----- EXTRACTO DEL DOCUMENTO

En Colombia hay 45 millones de católicos bautizados, pero muy poca compasión

Ricardo Silva Romero

Qué tienen en común los victimarios con las víctimas, acá en Colombia, aparte de una interminable e imborrable escena de horror: quizás la fe. Resulta “colombiano”, a falta de un adjetivo más preciso, que este año la ya habitual “Semana de las víctimas del conflicto armado” haya sido también la Semana Santa. Según el Registro Único de Víctimas, en este país, el séptimo más católico del mundo, el conflicto ha afectado a 8.376.463 personas: 7.134.646 fueron desplazadas, 983.033 fueron asesinadas, 165.927 fueron desaparecidas, 34.814 fueron secuestradas, 10.237 fueron torturadas. Son demasiados líderes lavándose las manos, demasiados viacrucis sin testigos, demasiadas crucifixiones sin resurrecciones para una misma nación. Y esta semana que acabó ha probado lo lejos que estamos de pasar la página.

----------
----- MATERIAL PROPORCIONADO

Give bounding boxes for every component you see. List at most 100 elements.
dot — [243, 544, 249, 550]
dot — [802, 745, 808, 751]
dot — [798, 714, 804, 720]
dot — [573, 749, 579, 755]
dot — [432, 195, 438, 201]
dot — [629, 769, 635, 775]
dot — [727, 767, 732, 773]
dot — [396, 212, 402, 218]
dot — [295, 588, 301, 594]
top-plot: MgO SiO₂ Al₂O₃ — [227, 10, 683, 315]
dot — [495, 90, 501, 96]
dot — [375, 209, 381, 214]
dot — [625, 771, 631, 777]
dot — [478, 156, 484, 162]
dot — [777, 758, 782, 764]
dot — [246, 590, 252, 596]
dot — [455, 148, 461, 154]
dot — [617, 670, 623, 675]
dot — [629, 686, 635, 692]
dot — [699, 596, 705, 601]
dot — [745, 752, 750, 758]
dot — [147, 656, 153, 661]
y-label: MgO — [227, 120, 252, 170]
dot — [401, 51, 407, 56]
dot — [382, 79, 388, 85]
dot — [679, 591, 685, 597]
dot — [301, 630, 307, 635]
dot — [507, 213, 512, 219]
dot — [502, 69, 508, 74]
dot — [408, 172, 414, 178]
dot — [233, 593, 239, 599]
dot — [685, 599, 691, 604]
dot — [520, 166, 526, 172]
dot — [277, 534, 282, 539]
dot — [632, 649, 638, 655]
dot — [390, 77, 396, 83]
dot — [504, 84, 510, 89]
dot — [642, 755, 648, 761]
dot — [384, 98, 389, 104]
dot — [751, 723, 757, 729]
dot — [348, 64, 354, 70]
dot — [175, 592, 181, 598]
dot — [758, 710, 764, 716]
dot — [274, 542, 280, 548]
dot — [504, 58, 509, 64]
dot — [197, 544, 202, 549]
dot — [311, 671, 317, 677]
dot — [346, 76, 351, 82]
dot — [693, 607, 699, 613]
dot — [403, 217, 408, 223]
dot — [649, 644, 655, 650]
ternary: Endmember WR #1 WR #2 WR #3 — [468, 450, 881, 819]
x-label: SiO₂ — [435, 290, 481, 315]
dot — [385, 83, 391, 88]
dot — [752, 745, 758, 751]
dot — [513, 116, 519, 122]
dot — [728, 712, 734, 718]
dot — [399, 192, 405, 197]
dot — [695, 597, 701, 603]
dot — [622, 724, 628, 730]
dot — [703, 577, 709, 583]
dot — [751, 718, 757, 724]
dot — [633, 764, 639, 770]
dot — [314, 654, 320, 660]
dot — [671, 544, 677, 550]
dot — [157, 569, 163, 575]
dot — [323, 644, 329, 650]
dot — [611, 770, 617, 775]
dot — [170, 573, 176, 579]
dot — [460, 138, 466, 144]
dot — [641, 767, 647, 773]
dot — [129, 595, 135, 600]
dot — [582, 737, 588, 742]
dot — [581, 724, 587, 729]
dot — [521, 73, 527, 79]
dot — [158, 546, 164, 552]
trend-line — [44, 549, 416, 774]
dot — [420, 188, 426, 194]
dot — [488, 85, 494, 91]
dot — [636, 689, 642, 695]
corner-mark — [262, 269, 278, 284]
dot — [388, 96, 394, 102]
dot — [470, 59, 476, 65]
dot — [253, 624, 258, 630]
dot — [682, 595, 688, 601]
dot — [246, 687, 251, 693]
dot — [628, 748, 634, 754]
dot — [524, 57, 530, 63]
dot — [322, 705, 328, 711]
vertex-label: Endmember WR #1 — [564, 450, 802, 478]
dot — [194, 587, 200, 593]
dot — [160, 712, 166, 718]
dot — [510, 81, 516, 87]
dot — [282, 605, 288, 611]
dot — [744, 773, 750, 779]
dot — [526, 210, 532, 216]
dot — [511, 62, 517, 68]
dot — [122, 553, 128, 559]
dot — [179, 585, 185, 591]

----------

CONSIGNA:
¿Puedes continuar la columna sobre las víctimas y la fe en Colombia a partir de su última oración?

RESPUESTA:
El encapotado Domingo de Ramos, “Día de las víctimas, la memoria y el perdón” en conmemoración del apocalíptico 9 de abril de 1948 –cuando el asesinato del líder liberal Jorge Eliécer Gaitán desató la guerra civil del bipartidismo–, se llevó a cabo una sesión especial en el Salón Elíptico del Congreso de la República para reivindicar a quienes han sufrido la guerra colombiana en carne propia, pero todo salió mal, todo salió al revés: Gloria Gaitán, la hija del caudillo asesinado hace 69 años, dio inicio a los testimonios de las víctimas denunciando al expresidente Uribe por haberle hecho imposible la supervivencia al museo en memoria de su padre, y el expresidente, hoy senador, se salió desencajado del recinto cuando se le dijo que sólo podría hacer uso del derecho de réplica cuando terminaran de hablar todos los afectados por el conflicto.

De esa escena vergonzosa se habló el lunes, el martes, el miércoles, el jueves santos. El controversial y controvertido senador Uribe, uno de los poquísimos congresistas que asistieron a la sesión, salió del Capitolio a gritar –a los micrófonos que se encontró en el camino a la Plaza de Bolívar– que mientras era censurado allá adentro pensaba una vez más que así había empezado Venezuela. Y como era abucheado en la plaza por las víctimas, que le endosan a su política de seguridad buena parte de la culpa de la guerra que siguió a la guerra bipartidista, “¡asesino!, ¡asesino!”, una de sus congresistas aliadas –una representante de apellido Cabal– salió con él a gritarles a los damnificados que más bien le dieran las gracias al expresidente “por todo lo que hizo por este país”. Y, antes de volver al Congreso, agregó: “¡estudien, vagos!”.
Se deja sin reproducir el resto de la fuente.